:: DATASET CONTENT ::

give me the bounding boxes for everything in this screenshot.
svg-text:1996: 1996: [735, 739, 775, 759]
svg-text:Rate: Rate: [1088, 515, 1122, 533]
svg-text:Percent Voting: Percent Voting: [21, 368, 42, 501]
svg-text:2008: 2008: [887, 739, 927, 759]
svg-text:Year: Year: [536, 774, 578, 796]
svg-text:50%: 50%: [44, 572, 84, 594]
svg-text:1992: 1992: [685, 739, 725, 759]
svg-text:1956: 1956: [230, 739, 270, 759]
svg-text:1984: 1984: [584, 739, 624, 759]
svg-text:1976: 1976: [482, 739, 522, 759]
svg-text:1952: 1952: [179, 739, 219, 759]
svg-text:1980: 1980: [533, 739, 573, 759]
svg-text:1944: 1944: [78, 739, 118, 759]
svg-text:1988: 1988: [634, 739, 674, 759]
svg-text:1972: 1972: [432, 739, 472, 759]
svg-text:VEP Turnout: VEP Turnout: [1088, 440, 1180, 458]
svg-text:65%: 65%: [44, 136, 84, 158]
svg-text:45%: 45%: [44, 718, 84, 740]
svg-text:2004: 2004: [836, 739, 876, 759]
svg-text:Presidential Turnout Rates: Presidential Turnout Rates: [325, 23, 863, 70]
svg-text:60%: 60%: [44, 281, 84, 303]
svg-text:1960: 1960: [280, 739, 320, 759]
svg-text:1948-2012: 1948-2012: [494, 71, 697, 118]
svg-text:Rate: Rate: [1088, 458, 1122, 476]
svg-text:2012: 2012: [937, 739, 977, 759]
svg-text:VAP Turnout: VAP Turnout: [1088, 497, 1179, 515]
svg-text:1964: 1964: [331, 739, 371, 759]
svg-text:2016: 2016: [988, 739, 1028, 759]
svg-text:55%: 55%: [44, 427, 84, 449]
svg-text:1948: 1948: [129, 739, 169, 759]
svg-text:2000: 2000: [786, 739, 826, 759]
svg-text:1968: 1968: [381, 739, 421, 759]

:::

Copy every line above word for word, from the first line through the last.

give me the bounding boxes for everything in this screenshot.
svg-text:1996: 1996: [735, 739, 775, 759]
svg-text:Rate: Rate: [1088, 515, 1122, 533]
svg-text:Percent Voting: Percent Voting: [21, 368, 42, 501]
svg-text:2008: 2008: [887, 739, 927, 759]
svg-text:Year: Year: [536, 774, 578, 796]
svg-text:50%: 50%: [44, 572, 84, 594]
svg-text:1992: 1992: [685, 739, 725, 759]
svg-text:1956: 1956: [230, 739, 270, 759]
svg-text:1984: 1984: [584, 739, 624, 759]
svg-text:1976: 1976: [482, 739, 522, 759]
svg-text:1952: 1952: [179, 739, 219, 759]
svg-text:1980: 1980: [533, 739, 573, 759]
svg-text:1944: 1944: [78, 739, 118, 759]
svg-text:1988: 1988: [634, 739, 674, 759]
svg-text:1972: 1972: [432, 739, 472, 759]
svg-text:VEP Turnout: VEP Turnout: [1088, 440, 1180, 458]
svg-text:65%: 65%: [44, 136, 84, 158]
svg-text:45%: 45%: [44, 718, 84, 740]
svg-text:2004: 2004: [836, 739, 876, 759]
svg-text:Presidential Turnout Rates: Presidential Turnout Rates: [325, 23, 863, 70]
svg-text:60%: 60%: [44, 281, 84, 303]
svg-text:1960: 1960: [280, 739, 320, 759]
svg-text:1948-2012: 1948-2012: [494, 71, 697, 118]
svg-text:Rate: Rate: [1088, 458, 1122, 476]
svg-text:2012: 2012: [937, 739, 977, 759]
svg-text:VAP Turnout: VAP Turnout: [1088, 497, 1179, 515]
svg-text:1964: 1964: [331, 739, 371, 759]
svg-text:2016: 2016: [988, 739, 1028, 759]
svg-text:55%: 55%: [44, 427, 84, 449]
svg-text:1948: 1948: [129, 739, 169, 759]
svg-text:2000: 2000: [786, 739, 826, 759]
svg-text:1968: 1968: [381, 739, 421, 759]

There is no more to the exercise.